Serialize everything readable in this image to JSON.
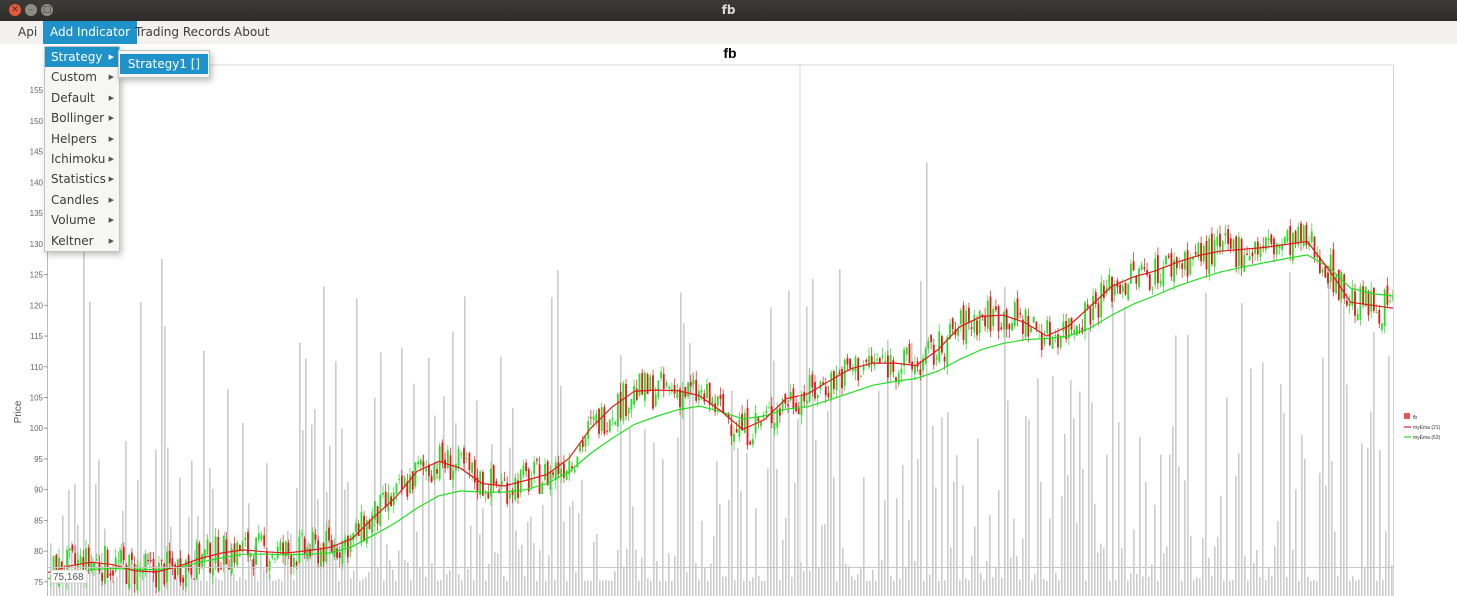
{
  "window": {
    "title": "fb",
    "close_glyph": "✕",
    "min_glyph": "–",
    "max_glyph": "□"
  },
  "menubar": {
    "items": [
      "Api",
      "Add Indicator",
      "Trading Records",
      "About"
    ],
    "active": "Add Indicator"
  },
  "dropdown": {
    "items": [
      "Strategy",
      "Custom",
      "Default",
      "Bollinger",
      "Helpers",
      "Ichimoku",
      "Statistics",
      "Candles",
      "Volume",
      "Keltner"
    ],
    "active": "Strategy",
    "submenu": [
      "Strategy1 []"
    ]
  },
  "colors": {
    "accent": "#1f93c9",
    "bull": "#22e022",
    "bear": "#e01818",
    "ema_short": "#e31a1c",
    "ema_long": "#22dd22",
    "volume": "#cccccc"
  },
  "chart_data": {
    "type": "line",
    "title": "fb",
    "ylabel": "Price",
    "yticks": [
      75,
      80,
      85,
      90,
      95,
      100,
      105,
      110,
      115,
      120,
      125,
      130,
      135,
      140,
      145,
      150,
      155
    ],
    "ylim": [
      72.7,
      159.1
    ],
    "crosshair_value": "75,168",
    "legend_position": "right",
    "legend": [
      "fb",
      "myEma (21)",
      "myEma (63)"
    ],
    "series": [
      {
        "name": "myEma (21)",
        "values": [
          76.5,
          77.6,
          78.2,
          77.8,
          76.8,
          76.6,
          77.5,
          78.8,
          79.7,
          80.2,
          79.9,
          79.7,
          80.1,
          80.6,
          82.0,
          85.5,
          88.7,
          93.0,
          94.6,
          93.5,
          91.0,
          90.6,
          91.5,
          92.5,
          95.1,
          100.0,
          103.5,
          106.0,
          106.2,
          106.1,
          105.3,
          102.8,
          99.8,
          101.4,
          104.8,
          105.6,
          107.7,
          109.7,
          110.6,
          110.6,
          110.2,
          112.8,
          116.5,
          118.2,
          118.4,
          117.2,
          115.0,
          116.6,
          119.8,
          123.1,
          124.6,
          125.6,
          127.0,
          128.1,
          128.8,
          129.1,
          129.4,
          129.9,
          130.4,
          125.8,
          120.5,
          120.0,
          119.5
        ]
      },
      {
        "name": "myEma (63)",
        "values": [
          75.5,
          76.3,
          77.0,
          77.2,
          77.0,
          77.0,
          77.3,
          78.2,
          78.9,
          79.5,
          79.5,
          79.4,
          79.5,
          79.7,
          80.7,
          82.6,
          84.6,
          87.0,
          89.0,
          89.8,
          89.6,
          89.6,
          90.0,
          91.0,
          92.9,
          95.9,
          98.4,
          100.6,
          101.9,
          103.0,
          103.6,
          102.7,
          101.5,
          102.0,
          103.1,
          103.5,
          104.6,
          105.8,
          107.0,
          107.6,
          108.1,
          109.3,
          111.2,
          112.8,
          113.8,
          114.4,
          114.6,
          115.0,
          116.3,
          118.4,
          120.2,
          121.6,
          123.1,
          124.3,
          125.4,
          126.2,
          126.9,
          127.6,
          128.2,
          126.2,
          122.8,
          121.9,
          121.5
        ]
      }
    ]
  }
}
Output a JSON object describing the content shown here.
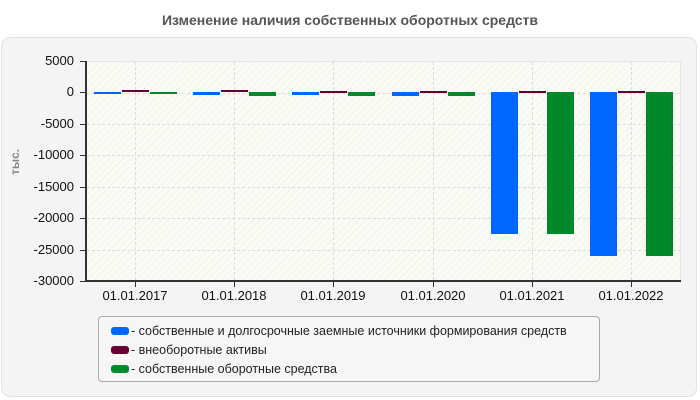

◆ **Your goal**: Transcribe all the lines above exactly, apart from the pictures.

◆ **Task response**:
Serialize everything readable in this image to JSON.
{
  "window": {
    "title": "fb",
    "close_glyph": "✕",
    "min_glyph": "–",
    "max_glyph": "□"
  },
  "menubar": {
    "items": [
      "Api",
      "Add Indicator",
      "Trading Records",
      "About"
    ],
    "active": "Add Indicator"
  },
  "dropdown": {
    "items": [
      "Strategy",
      "Custom",
      "Default",
      "Bollinger",
      "Helpers",
      "Ichimoku",
      "Statistics",
      "Candles",
      "Volume",
      "Keltner"
    ],
    "active": "Strategy",
    "submenu": [
      "Strategy1 []"
    ]
  },
  "colors": {
    "accent": "#1f93c9",
    "bull": "#22e022",
    "bear": "#e01818",
    "ema_short": "#e31a1c",
    "ema_long": "#22dd22",
    "volume": "#cccccc"
  },
  "chart_data": {
    "type": "line",
    "title": "fb",
    "ylabel": "Price",
    "yticks": [
      75,
      80,
      85,
      90,
      95,
      100,
      105,
      110,
      115,
      120,
      125,
      130,
      135,
      140,
      145,
      150,
      155
    ],
    "ylim": [
      72.7,
      159.1
    ],
    "crosshair_value": "75,168",
    "legend_position": "right",
    "legend": [
      "fb",
      "myEma (21)",
      "myEma (63)"
    ],
    "series": [
      {
        "name": "myEma (21)",
        "values": [
          76.5,
          77.6,
          78.2,
          77.8,
          76.8,
          76.6,
          77.5,
          78.8,
          79.7,
          80.2,
          79.9,
          79.7,
          80.1,
          80.6,
          82.0,
          85.5,
          88.7,
          93.0,
          94.6,
          93.5,
          91.0,
          90.6,
          91.5,
          92.5,
          95.1,
          100.0,
          103.5,
          106.0,
          106.2,
          106.1,
          105.3,
          102.8,
          99.8,
          101.4,
          104.8,
          105.6,
          107.7,
          109.7,
          110.6,
          110.6,
          110.2,
          112.8,
          116.5,
          118.2,
          118.4,
          117.2,
          115.0,
          116.6,
          119.8,
          123.1,
          124.6,
          125.6,
          127.0,
          128.1,
          128.8,
          129.1,
          129.4,
          129.9,
          130.4,
          125.8,
          120.5,
          120.0,
          119.5
        ]
      },
      {
        "name": "myEma (63)",
        "values": [
          75.5,
          76.3,
          77.0,
          77.2,
          77.0,
          77.0,
          77.3,
          78.2,
          78.9,
          79.5,
          79.5,
          79.4,
          79.5,
          79.7,
          80.7,
          82.6,
          84.6,
          87.0,
          89.0,
          89.8,
          89.6,
          89.6,
          90.0,
          91.0,
          92.9,
          95.9,
          98.4,
          100.6,
          101.9,
          103.0,
          103.6,
          102.7,
          101.5,
          102.0,
          103.1,
          103.5,
          104.6,
          105.8,
          107.0,
          107.6,
          108.1,
          109.3,
          111.2,
          112.8,
          113.8,
          114.4,
          114.6,
          115.0,
          116.3,
          118.4,
          120.2,
          121.6,
          123.1,
          124.3,
          125.4,
          126.2,
          126.9,
          127.6,
          128.2,
          126.2,
          122.8,
          121.9,
          121.5
        ]
      }
    ]
  }
}
Output a JSON object describing the content shown here.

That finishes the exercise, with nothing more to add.